All lines in the data bearing the string "фронту" should be identified and copied.

** START STORED RECORDS **

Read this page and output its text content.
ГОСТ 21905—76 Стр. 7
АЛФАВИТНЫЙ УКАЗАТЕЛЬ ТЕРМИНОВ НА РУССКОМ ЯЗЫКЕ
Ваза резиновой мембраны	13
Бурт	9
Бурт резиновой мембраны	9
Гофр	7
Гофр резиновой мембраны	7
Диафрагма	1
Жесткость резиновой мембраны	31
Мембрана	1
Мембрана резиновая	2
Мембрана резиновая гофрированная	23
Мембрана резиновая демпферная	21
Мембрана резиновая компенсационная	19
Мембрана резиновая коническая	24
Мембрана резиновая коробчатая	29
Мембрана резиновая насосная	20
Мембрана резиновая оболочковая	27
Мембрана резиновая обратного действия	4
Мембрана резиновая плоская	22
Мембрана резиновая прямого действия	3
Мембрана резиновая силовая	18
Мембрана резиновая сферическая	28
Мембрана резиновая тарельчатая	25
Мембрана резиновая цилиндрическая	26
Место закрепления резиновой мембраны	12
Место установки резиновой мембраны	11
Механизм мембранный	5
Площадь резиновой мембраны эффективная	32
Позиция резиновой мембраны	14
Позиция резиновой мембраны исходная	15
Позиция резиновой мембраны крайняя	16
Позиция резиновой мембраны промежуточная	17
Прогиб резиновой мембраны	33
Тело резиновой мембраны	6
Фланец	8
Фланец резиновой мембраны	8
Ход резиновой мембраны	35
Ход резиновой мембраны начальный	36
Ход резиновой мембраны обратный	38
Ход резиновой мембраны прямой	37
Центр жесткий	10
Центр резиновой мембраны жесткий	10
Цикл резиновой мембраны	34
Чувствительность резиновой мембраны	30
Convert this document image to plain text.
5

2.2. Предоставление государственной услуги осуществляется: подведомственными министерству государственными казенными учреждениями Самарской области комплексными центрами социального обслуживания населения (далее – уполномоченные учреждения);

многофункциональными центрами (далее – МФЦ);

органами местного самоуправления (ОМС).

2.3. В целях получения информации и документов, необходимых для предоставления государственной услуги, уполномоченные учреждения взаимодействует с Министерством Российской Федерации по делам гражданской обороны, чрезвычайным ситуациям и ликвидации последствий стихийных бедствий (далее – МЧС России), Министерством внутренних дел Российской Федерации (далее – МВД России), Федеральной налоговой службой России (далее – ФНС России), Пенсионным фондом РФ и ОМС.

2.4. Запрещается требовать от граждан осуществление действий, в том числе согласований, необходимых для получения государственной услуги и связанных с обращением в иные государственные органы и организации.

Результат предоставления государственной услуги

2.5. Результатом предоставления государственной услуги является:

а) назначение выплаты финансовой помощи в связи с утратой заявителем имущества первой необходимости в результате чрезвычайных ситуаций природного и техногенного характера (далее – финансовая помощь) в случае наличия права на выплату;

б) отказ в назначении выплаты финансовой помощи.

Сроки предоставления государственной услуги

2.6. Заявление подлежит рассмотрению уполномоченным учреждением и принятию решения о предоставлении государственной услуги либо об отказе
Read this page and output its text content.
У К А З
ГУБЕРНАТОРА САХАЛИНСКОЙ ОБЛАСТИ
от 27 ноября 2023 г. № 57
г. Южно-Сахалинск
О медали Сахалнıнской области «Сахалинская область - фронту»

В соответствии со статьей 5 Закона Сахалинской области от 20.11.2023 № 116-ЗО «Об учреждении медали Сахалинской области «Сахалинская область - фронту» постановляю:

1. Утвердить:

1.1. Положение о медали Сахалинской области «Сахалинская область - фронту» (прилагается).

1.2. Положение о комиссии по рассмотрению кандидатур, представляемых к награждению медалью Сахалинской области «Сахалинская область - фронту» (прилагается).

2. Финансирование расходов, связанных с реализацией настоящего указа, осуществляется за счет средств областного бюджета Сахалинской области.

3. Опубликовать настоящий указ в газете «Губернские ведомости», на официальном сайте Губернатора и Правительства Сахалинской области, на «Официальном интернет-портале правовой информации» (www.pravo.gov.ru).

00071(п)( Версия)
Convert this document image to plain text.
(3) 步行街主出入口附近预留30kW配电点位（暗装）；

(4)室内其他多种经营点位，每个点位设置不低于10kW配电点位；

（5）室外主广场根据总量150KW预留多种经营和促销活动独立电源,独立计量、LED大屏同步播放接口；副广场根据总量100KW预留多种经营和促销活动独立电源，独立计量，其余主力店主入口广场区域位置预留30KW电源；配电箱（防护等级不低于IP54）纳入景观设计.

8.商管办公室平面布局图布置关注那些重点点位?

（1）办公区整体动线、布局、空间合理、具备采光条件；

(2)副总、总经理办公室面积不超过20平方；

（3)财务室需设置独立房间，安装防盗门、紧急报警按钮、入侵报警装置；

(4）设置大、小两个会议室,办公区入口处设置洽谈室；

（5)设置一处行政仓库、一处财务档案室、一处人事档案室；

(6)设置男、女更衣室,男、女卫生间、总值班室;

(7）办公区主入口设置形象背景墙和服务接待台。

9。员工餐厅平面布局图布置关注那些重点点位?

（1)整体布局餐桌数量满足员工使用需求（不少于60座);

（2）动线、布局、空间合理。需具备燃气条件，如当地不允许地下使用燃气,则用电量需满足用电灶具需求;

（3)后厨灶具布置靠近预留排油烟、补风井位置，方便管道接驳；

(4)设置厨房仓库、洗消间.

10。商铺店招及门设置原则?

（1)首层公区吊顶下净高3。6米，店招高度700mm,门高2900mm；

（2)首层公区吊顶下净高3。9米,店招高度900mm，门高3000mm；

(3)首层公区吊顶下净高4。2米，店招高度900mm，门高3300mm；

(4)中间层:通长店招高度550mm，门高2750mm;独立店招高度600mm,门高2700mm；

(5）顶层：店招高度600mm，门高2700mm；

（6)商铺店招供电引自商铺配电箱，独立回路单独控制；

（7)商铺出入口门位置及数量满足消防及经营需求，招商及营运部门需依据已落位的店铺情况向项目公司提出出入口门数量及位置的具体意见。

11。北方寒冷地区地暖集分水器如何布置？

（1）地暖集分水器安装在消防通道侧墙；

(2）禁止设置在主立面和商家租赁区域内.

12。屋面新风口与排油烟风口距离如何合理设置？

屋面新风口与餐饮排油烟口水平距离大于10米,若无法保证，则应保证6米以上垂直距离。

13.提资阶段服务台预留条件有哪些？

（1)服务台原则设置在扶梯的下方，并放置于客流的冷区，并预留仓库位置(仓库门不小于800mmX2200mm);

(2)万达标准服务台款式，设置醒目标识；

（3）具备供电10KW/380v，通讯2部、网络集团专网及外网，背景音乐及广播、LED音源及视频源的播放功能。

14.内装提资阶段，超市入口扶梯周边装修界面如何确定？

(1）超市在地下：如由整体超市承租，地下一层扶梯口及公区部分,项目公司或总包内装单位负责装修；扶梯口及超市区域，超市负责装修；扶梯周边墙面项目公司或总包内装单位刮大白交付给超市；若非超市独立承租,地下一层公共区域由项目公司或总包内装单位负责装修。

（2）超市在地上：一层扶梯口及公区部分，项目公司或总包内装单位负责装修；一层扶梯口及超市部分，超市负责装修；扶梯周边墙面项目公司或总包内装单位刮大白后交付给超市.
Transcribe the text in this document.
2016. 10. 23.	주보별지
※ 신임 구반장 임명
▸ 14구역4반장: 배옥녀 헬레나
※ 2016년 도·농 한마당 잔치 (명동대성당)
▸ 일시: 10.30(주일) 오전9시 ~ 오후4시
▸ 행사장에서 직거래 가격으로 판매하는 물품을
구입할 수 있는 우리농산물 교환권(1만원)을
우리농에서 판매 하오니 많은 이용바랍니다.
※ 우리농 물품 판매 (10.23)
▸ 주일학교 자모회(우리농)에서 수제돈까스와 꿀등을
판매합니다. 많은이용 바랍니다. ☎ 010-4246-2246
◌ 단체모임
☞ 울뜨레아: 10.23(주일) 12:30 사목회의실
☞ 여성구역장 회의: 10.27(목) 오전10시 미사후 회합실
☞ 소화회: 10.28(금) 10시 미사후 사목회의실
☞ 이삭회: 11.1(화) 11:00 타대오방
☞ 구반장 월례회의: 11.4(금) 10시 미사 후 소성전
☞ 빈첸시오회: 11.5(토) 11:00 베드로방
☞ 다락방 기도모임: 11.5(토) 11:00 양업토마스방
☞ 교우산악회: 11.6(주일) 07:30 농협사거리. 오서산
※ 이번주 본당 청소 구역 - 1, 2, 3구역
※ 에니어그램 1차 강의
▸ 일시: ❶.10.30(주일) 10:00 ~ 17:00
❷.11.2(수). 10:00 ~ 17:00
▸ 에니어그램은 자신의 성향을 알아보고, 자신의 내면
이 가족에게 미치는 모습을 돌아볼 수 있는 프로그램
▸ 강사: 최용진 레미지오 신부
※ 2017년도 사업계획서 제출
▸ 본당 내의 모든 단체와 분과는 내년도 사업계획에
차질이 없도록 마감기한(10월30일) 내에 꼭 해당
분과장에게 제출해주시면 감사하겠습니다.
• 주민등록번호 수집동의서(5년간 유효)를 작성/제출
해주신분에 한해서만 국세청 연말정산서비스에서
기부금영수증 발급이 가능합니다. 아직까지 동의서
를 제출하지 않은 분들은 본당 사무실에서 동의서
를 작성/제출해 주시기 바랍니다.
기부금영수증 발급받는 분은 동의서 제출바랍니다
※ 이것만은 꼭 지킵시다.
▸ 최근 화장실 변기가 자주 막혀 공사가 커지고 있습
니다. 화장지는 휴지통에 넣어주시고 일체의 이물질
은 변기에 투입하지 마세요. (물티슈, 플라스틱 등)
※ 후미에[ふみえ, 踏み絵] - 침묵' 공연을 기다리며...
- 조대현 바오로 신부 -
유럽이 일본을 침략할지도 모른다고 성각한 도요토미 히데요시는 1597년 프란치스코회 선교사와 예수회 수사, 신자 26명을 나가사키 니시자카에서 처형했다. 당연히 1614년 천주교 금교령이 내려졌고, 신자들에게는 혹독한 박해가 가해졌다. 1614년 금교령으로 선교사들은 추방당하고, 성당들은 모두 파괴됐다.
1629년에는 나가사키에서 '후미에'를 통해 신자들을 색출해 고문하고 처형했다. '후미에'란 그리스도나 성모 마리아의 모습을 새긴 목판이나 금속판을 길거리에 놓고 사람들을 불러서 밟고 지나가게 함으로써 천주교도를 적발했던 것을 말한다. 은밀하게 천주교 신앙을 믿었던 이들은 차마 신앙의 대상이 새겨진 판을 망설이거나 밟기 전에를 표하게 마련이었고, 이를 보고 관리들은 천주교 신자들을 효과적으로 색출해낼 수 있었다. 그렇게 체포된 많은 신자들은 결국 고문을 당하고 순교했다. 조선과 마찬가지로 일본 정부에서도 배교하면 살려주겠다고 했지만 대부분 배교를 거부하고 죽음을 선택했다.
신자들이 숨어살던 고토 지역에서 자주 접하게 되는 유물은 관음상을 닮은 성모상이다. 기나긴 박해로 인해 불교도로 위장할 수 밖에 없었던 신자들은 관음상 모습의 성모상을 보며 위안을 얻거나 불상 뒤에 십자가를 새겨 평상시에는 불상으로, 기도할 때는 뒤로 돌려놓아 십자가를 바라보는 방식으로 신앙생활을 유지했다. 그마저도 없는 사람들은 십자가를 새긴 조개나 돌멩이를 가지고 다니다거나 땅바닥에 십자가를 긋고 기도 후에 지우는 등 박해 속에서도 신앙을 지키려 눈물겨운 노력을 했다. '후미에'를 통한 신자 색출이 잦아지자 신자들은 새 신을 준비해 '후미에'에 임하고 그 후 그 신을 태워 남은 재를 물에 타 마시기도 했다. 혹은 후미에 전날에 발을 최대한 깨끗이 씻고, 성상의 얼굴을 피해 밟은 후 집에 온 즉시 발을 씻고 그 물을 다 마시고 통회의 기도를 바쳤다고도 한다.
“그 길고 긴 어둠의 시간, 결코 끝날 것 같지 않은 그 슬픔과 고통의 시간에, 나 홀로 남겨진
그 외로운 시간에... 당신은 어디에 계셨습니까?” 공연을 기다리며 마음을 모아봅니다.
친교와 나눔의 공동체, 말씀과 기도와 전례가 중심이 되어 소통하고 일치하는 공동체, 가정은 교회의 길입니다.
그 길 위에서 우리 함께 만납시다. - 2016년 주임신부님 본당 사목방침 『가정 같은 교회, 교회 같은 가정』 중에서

** END STORED RECORDS **

__COMPLETE ANSWER__:
О медали Сахалнıнской области «Сахалинская область - фронту»
В соответствии со статьей 5 Закона Сахалинской области от 20.11.2023 № 116-ЗО «Об учреждении медали Сахалинской области «Сахалинская область - фронту» постановляю:
1.1. Положение о медали Сахалинской области «Сахалинская область - фронту» (прилагается).
1.2. Положение о комиссии по рассмотрению кандидатур, представляемых к награждению медалью Сахалинской области «Сахалинская область - фронту» (прилагается).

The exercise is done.